**EXCERPTED DATA**
--------

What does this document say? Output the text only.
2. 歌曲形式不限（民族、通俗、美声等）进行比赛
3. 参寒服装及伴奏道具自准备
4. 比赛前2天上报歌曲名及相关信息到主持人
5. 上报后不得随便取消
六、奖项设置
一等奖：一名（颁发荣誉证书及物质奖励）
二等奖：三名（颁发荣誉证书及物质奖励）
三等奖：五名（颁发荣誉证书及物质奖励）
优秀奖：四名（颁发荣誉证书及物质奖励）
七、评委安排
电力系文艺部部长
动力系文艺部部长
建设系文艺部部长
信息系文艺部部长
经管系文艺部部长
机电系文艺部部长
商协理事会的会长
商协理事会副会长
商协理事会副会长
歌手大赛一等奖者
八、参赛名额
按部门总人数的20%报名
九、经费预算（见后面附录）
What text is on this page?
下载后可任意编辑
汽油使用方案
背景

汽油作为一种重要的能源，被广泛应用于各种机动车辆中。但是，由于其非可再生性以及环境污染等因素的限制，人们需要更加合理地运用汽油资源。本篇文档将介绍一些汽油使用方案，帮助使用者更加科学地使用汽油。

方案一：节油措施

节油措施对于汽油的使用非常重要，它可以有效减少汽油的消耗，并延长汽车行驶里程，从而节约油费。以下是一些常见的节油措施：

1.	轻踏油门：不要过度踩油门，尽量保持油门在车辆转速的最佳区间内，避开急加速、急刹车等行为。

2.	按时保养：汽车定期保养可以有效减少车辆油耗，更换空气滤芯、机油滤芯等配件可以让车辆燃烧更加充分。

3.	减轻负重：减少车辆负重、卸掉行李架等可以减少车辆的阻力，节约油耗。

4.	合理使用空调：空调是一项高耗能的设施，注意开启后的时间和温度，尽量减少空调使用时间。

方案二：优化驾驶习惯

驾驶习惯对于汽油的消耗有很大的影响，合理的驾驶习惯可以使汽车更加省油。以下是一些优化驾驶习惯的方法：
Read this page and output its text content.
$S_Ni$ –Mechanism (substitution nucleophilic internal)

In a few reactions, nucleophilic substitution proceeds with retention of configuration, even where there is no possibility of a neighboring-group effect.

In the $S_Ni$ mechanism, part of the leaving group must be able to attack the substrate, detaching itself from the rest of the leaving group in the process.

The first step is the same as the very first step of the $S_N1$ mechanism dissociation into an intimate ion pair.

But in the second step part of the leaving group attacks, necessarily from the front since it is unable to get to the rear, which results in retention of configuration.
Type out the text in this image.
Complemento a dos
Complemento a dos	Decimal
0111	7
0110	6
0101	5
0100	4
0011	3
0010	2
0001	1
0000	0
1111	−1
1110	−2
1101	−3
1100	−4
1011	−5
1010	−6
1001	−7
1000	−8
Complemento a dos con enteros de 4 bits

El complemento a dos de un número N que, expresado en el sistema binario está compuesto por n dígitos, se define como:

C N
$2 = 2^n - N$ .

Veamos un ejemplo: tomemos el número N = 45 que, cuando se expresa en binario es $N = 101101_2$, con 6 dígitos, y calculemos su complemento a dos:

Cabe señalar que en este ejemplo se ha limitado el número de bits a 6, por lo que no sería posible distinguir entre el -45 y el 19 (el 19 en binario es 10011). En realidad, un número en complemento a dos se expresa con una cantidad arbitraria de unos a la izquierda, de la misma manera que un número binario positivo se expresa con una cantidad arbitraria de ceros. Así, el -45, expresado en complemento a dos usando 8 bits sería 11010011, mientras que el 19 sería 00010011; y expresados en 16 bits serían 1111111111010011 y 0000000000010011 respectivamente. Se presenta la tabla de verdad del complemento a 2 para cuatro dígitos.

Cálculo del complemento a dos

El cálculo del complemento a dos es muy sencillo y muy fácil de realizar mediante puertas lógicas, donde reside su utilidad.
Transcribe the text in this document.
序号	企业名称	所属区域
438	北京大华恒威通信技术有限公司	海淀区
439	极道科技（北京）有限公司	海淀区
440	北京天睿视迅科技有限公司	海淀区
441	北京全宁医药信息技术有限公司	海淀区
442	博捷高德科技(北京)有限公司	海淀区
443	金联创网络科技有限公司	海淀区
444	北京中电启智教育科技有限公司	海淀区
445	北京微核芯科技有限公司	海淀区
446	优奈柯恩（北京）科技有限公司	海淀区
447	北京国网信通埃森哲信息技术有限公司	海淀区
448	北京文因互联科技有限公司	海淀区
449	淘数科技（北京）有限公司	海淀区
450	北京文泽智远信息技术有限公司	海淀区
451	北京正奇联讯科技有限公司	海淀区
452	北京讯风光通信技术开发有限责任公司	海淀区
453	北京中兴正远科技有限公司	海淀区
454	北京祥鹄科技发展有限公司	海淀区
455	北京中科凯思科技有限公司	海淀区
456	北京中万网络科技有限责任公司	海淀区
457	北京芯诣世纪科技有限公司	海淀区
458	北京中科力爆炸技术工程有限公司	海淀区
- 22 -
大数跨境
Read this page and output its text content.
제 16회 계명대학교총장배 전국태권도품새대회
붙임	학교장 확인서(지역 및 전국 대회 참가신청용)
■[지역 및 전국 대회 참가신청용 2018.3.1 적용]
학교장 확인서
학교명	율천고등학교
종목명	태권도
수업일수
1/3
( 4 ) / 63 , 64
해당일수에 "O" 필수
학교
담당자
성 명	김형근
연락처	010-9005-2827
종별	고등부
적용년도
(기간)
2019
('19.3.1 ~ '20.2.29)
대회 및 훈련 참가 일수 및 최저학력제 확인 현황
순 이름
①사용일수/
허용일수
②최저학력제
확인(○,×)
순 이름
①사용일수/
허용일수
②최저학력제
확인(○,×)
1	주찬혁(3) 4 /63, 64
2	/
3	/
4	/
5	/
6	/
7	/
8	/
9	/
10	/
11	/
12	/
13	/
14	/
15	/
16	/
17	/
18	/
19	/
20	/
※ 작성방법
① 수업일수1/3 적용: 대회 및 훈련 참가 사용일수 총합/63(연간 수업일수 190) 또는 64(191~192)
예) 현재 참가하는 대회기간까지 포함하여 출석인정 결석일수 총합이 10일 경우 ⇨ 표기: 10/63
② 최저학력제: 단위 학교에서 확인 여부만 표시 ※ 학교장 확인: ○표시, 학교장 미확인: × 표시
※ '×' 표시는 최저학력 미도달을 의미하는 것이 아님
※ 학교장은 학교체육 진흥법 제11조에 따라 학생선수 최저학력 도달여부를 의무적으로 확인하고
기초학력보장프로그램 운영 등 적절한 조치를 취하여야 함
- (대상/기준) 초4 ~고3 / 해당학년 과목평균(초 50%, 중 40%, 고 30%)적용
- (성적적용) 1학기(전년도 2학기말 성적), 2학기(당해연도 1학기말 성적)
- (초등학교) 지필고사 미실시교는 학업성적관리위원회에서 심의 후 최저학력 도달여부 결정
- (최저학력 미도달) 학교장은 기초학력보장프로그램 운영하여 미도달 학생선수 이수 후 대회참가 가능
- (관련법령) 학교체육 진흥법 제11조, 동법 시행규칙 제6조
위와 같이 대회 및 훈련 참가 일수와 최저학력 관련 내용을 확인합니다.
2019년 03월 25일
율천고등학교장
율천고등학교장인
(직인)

--------

**TASK DETAILS**
Count up every line above that has the word "substitution" in it; answer with the number alone.

**SOLUTION TO THIS TASK**
2